Write every line out verbatim and omit the pictures.

[Start Data to process]

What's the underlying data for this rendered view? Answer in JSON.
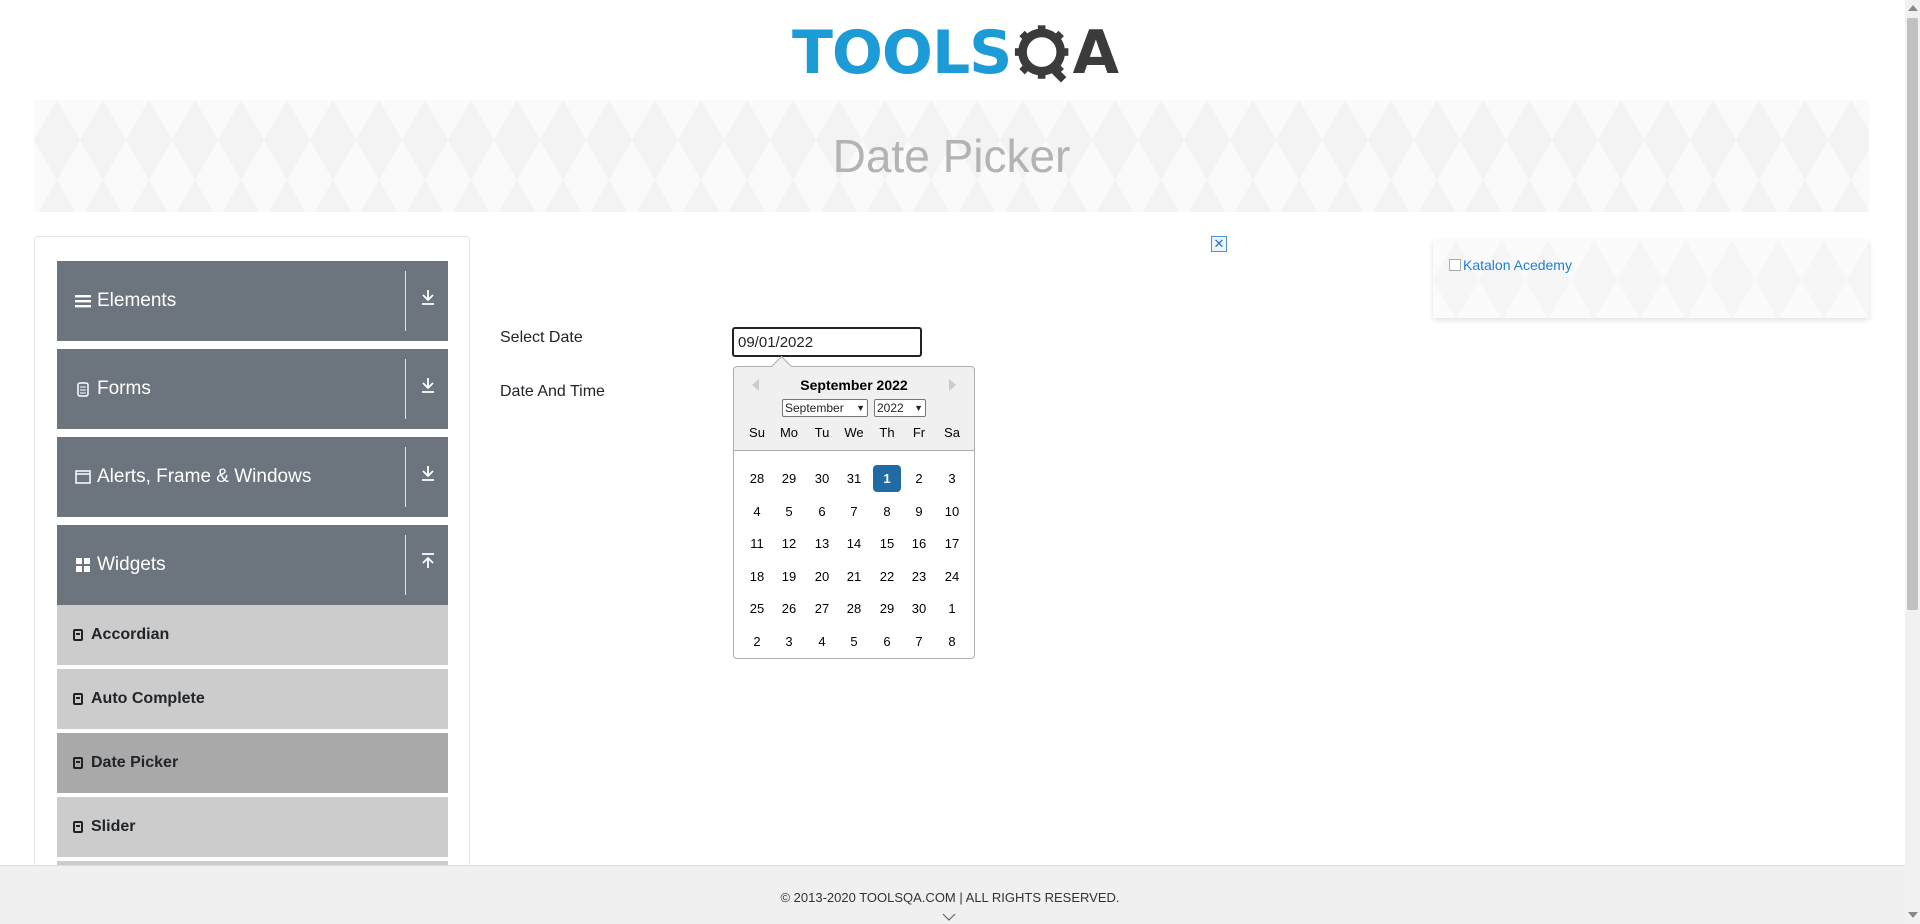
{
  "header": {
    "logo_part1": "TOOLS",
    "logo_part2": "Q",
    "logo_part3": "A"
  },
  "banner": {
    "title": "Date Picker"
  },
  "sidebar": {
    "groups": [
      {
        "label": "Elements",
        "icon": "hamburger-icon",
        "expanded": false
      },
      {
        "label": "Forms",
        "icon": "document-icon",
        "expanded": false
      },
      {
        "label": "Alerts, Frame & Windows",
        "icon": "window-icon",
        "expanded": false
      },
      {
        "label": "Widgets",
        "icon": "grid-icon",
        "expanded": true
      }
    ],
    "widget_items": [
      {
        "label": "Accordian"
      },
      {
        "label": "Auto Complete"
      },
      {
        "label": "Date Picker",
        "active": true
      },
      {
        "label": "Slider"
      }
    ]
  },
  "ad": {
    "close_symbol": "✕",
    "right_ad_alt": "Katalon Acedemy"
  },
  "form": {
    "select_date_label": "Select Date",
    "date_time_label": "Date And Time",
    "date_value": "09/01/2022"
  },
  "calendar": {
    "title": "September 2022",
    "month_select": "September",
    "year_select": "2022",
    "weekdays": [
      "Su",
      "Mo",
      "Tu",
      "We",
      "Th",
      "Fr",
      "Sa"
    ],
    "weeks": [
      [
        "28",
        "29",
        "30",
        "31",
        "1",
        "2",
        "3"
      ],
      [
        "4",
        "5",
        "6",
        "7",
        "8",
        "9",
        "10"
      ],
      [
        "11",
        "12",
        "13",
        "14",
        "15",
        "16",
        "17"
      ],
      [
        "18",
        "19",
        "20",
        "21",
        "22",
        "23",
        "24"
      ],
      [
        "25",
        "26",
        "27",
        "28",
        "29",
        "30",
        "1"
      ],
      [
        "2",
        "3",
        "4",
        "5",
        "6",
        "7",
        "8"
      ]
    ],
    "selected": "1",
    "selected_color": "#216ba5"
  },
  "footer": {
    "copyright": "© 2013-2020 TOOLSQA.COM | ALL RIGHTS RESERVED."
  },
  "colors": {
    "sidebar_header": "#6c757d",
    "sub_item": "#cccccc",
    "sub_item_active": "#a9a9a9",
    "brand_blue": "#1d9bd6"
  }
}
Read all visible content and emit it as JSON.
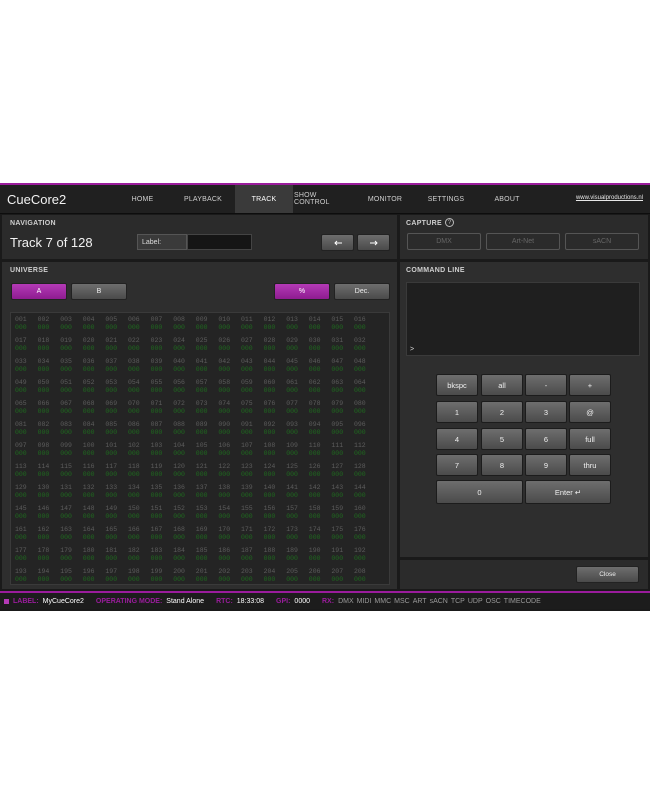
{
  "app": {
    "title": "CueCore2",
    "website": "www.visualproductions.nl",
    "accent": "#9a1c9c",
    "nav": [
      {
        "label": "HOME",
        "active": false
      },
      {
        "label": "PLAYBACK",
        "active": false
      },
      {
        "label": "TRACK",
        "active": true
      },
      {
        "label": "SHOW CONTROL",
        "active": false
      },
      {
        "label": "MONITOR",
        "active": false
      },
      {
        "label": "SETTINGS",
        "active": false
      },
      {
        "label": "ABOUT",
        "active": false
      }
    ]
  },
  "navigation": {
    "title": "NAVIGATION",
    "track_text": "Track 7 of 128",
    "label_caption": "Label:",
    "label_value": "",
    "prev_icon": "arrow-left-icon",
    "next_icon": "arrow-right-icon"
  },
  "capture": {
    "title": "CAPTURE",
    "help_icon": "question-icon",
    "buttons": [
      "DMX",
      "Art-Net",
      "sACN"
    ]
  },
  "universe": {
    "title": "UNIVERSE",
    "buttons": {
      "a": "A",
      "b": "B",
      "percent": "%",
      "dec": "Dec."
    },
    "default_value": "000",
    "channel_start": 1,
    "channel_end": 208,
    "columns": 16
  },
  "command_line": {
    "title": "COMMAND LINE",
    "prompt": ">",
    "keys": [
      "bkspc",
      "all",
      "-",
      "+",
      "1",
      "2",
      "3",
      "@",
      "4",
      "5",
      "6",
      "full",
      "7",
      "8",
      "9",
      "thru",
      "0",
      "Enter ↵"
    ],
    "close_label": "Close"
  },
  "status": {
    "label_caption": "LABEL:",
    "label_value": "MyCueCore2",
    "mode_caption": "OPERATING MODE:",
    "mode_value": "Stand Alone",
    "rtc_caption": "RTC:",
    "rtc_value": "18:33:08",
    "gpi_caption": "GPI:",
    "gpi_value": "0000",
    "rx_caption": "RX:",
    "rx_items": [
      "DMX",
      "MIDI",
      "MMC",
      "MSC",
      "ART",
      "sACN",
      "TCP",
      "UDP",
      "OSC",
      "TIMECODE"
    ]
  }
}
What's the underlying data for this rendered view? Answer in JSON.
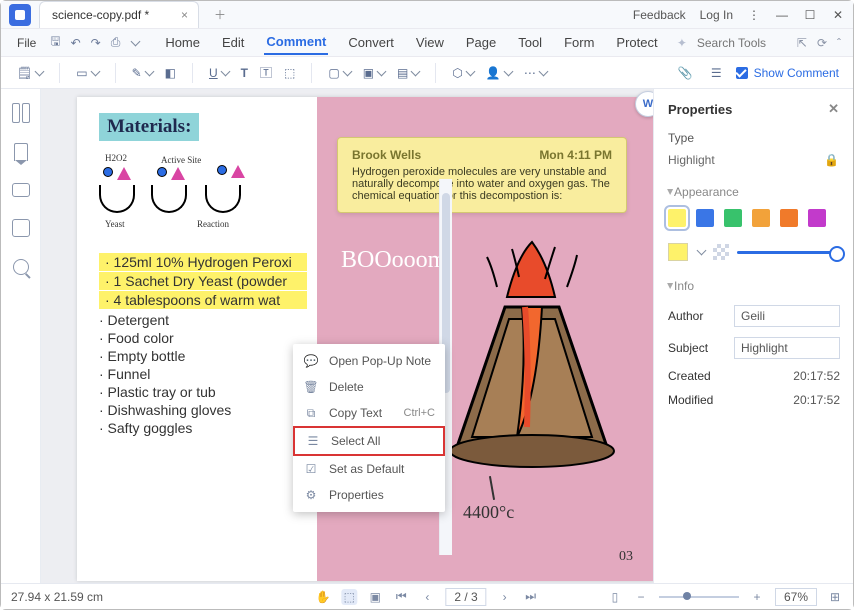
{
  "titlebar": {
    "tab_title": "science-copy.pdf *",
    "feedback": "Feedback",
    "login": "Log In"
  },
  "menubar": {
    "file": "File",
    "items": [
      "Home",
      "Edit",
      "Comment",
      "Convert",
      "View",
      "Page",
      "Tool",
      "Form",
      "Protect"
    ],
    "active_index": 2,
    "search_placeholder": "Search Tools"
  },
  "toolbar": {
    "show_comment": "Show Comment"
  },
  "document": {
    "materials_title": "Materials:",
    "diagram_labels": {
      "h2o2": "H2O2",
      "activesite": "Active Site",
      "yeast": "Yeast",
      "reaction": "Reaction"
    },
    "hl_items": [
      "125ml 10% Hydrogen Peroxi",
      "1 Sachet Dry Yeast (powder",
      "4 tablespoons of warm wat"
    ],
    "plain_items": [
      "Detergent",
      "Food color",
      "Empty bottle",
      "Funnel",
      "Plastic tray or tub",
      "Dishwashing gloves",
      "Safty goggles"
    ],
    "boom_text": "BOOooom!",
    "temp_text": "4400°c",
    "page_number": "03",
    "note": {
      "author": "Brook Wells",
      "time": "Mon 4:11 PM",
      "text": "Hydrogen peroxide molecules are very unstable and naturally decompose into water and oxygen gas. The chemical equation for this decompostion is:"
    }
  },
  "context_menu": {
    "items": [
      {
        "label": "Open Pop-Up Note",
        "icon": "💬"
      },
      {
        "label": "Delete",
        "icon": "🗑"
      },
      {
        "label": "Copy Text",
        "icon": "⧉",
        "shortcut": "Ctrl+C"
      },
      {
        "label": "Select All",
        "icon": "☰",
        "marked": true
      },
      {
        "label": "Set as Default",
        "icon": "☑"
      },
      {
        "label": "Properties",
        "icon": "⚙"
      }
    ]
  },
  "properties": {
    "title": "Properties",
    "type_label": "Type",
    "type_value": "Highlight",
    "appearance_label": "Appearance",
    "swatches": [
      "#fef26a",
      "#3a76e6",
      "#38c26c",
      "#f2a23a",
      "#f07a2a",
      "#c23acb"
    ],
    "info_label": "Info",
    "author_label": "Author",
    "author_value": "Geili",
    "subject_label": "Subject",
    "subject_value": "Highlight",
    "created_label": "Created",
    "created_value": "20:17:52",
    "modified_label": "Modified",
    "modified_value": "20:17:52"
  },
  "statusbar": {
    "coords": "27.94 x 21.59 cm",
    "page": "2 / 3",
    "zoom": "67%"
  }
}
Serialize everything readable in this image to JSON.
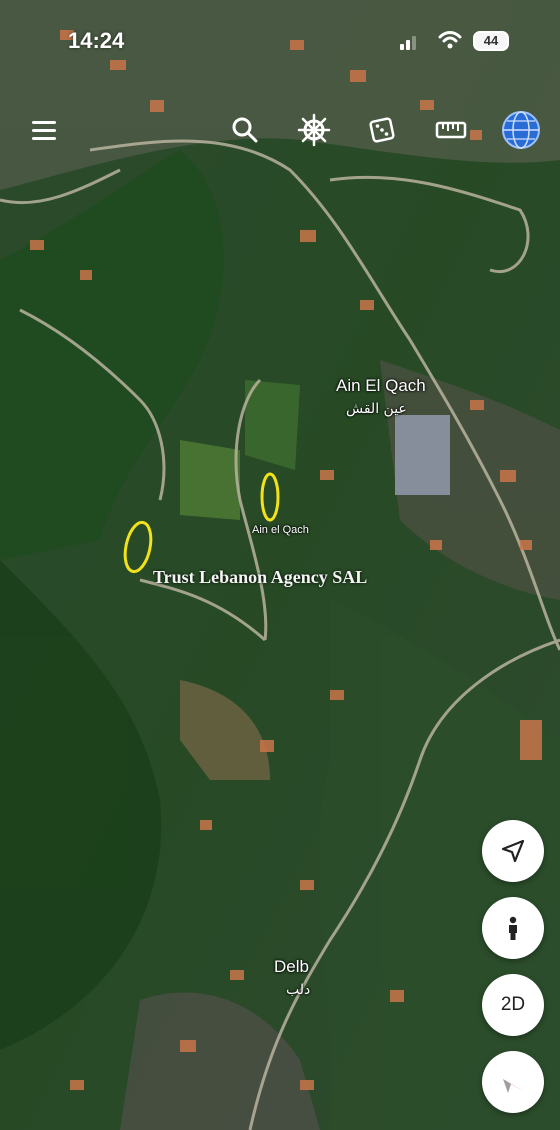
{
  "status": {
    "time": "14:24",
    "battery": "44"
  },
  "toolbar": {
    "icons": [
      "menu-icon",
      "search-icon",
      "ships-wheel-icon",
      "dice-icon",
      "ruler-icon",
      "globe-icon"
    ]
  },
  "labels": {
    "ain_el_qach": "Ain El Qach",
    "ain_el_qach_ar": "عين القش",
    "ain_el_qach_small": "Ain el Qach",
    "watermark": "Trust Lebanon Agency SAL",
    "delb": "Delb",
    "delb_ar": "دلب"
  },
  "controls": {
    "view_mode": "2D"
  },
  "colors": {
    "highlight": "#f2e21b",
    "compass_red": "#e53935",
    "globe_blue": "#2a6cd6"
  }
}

[End Data to process]

→ **Solution**:
What's the underlying data for this rendered view? Answer in JSON.
{
  "header": {
    "logo_part1": "TOOLS",
    "logo_part2": "Q",
    "logo_part3": "A"
  },
  "banner": {
    "title": "Date Picker"
  },
  "sidebar": {
    "groups": [
      {
        "label": "Elements",
        "icon": "hamburger-icon",
        "expanded": false
      },
      {
        "label": "Forms",
        "icon": "document-icon",
        "expanded": false
      },
      {
        "label": "Alerts, Frame & Windows",
        "icon": "window-icon",
        "expanded": false
      },
      {
        "label": "Widgets",
        "icon": "grid-icon",
        "expanded": true
      }
    ],
    "widget_items": [
      {
        "label": "Accordian"
      },
      {
        "label": "Auto Complete"
      },
      {
        "label": "Date Picker",
        "active": true
      },
      {
        "label": "Slider"
      }
    ]
  },
  "ad": {
    "close_symbol": "✕",
    "right_ad_alt": "Katalon Acedemy"
  },
  "form": {
    "select_date_label": "Select Date",
    "date_time_label": "Date And Time",
    "date_value": "09/01/2022"
  },
  "calendar": {
    "title": "September 2022",
    "month_select": "September",
    "year_select": "2022",
    "weekdays": [
      "Su",
      "Mo",
      "Tu",
      "We",
      "Th",
      "Fr",
      "Sa"
    ],
    "weeks": [
      [
        "28",
        "29",
        "30",
        "31",
        "1",
        "2",
        "3"
      ],
      [
        "4",
        "5",
        "6",
        "7",
        "8",
        "9",
        "10"
      ],
      [
        "11",
        "12",
        "13",
        "14",
        "15",
        "16",
        "17"
      ],
      [
        "18",
        "19",
        "20",
        "21",
        "22",
        "23",
        "24"
      ],
      [
        "25",
        "26",
        "27",
        "28",
        "29",
        "30",
        "1"
      ],
      [
        "2",
        "3",
        "4",
        "5",
        "6",
        "7",
        "8"
      ]
    ],
    "selected": "1",
    "selected_color": "#216ba5"
  },
  "footer": {
    "copyright": "© 2013-2020 TOOLSQA.COM | ALL RIGHTS RESERVED."
  },
  "colors": {
    "sidebar_header": "#6c757d",
    "sub_item": "#cccccc",
    "sub_item_active": "#a9a9a9",
    "brand_blue": "#1d9bd6"
  }
}
Read all visible content and emit it as JSON.
{
  "app": {
    "title": "CueCore2",
    "website": "www.visualproductions.nl",
    "accent": "#9a1c9c",
    "nav": [
      {
        "label": "HOME",
        "active": false
      },
      {
        "label": "PLAYBACK",
        "active": false
      },
      {
        "label": "TRACK",
        "active": true
      },
      {
        "label": "SHOW CONTROL",
        "active": false
      },
      {
        "label": "MONITOR",
        "active": false
      },
      {
        "label": "SETTINGS",
        "active": false
      },
      {
        "label": "ABOUT",
        "active": false
      }
    ]
  },
  "navigation": {
    "title": "NAVIGATION",
    "track_text": "Track 7 of 128",
    "label_caption": "Label:",
    "label_value": "",
    "prev_icon": "arrow-left-icon",
    "next_icon": "arrow-right-icon"
  },
  "capture": {
    "title": "CAPTURE",
    "help_icon": "question-icon",
    "buttons": [
      "DMX",
      "Art-Net",
      "sACN"
    ]
  },
  "universe": {
    "title": "UNIVERSE",
    "buttons": {
      "a": "A",
      "b": "B",
      "percent": "%",
      "dec": "Dec."
    },
    "default_value": "000",
    "channel_start": 1,
    "channel_end": 208,
    "columns": 16
  },
  "command_line": {
    "title": "COMMAND LINE",
    "prompt": ">",
    "keys": [
      "bkspc",
      "all",
      "-",
      "+",
      "1",
      "2",
      "3",
      "@",
      "4",
      "5",
      "6",
      "full",
      "7",
      "8",
      "9",
      "thru",
      "0",
      "Enter ↵"
    ],
    "close_label": "Close"
  },
  "status": {
    "label_caption": "LABEL:",
    "label_value": "MyCueCore2",
    "mode_caption": "OPERATING MODE:",
    "mode_value": "Stand Alone",
    "rtc_caption": "RTC:",
    "rtc_value": "18:33:08",
    "gpi_caption": "GPI:",
    "gpi_value": "0000",
    "rx_caption": "RX:",
    "rx_items": [
      "DMX",
      "MIDI",
      "MMC",
      "MSC",
      "ART",
      "sACN",
      "TCP",
      "UDP",
      "OSC",
      "TIMECODE"
    ]
  }
}
What's the underlying data for this rendered view? Answer in JSON.
{
  "titlebar": {
    "tab_title": "science-copy.pdf *",
    "feedback": "Feedback",
    "login": "Log In"
  },
  "menubar": {
    "file": "File",
    "items": [
      "Home",
      "Edit",
      "Comment",
      "Convert",
      "View",
      "Page",
      "Tool",
      "Form",
      "Protect"
    ],
    "active_index": 2,
    "search_placeholder": "Search Tools"
  },
  "toolbar": {
    "show_comment": "Show Comment"
  },
  "document": {
    "materials_title": "Materials:",
    "diagram_labels": {
      "h2o2": "H2O2",
      "activesite": "Active Site",
      "yeast": "Yeast",
      "reaction": "Reaction"
    },
    "hl_items": [
      "125ml 10% Hydrogen Peroxi",
      "1 Sachet Dry Yeast (powder",
      "4 tablespoons of warm wat"
    ],
    "plain_items": [
      "Detergent",
      "Food color",
      "Empty bottle",
      "Funnel",
      "Plastic tray or tub",
      "Dishwashing gloves",
      "Safty goggles"
    ],
    "boom_text": "BOOooom!",
    "temp_text": "4400°c",
    "page_number": "03",
    "note": {
      "author": "Brook Wells",
      "time": "Mon 4:11 PM",
      "text": "Hydrogen peroxide molecules are very unstable and naturally decompose into water and oxygen gas. The chemical equation for this decompostion is:"
    }
  },
  "context_menu": {
    "items": [
      {
        "label": "Open Pop-Up Note",
        "icon": "💬"
      },
      {
        "label": "Delete",
        "icon": "🗑"
      },
      {
        "label": "Copy Text",
        "icon": "⧉",
        "shortcut": "Ctrl+C"
      },
      {
        "label": "Select All",
        "icon": "☰",
        "marked": true
      },
      {
        "label": "Set as Default",
        "icon": "☑"
      },
      {
        "label": "Properties",
        "icon": "⚙"
      }
    ]
  },
  "properties": {
    "title": "Properties",
    "type_label": "Type",
    "type_value": "Highlight",
    "appearance_label": "Appearance",
    "swatches": [
      "#fef26a",
      "#3a76e6",
      "#38c26c",
      "#f2a23a",
      "#f07a2a",
      "#c23acb"
    ],
    "info_label": "Info",
    "author_label": "Author",
    "author_value": "Geili",
    "subject_label": "Subject",
    "subject_value": "Highlight",
    "created_label": "Created",
    "created_value": "20:17:52",
    "modified_label": "Modified",
    "modified_value": "20:17:52"
  },
  "statusbar": {
    "coords": "27.94 x 21.59 cm",
    "page": "2 / 3",
    "zoom": "67%"
  }
}
Serialize everything readable in this image to JSON.
{
  "status": {
    "time": "14:24",
    "battery": "44"
  },
  "toolbar": {
    "icons": [
      "menu-icon",
      "search-icon",
      "ships-wheel-icon",
      "dice-icon",
      "ruler-icon",
      "globe-icon"
    ]
  },
  "labels": {
    "ain_el_qach": "Ain El Qach",
    "ain_el_qach_ar": "عين القش",
    "ain_el_qach_small": "Ain el Qach",
    "watermark": "Trust Lebanon Agency SAL",
    "delb": "Delb",
    "delb_ar": "دلب"
  },
  "controls": {
    "view_mode": "2D"
  },
  "colors": {
    "highlight": "#f2e21b",
    "compass_red": "#e53935",
    "globe_blue": "#2a6cd6"
  }
}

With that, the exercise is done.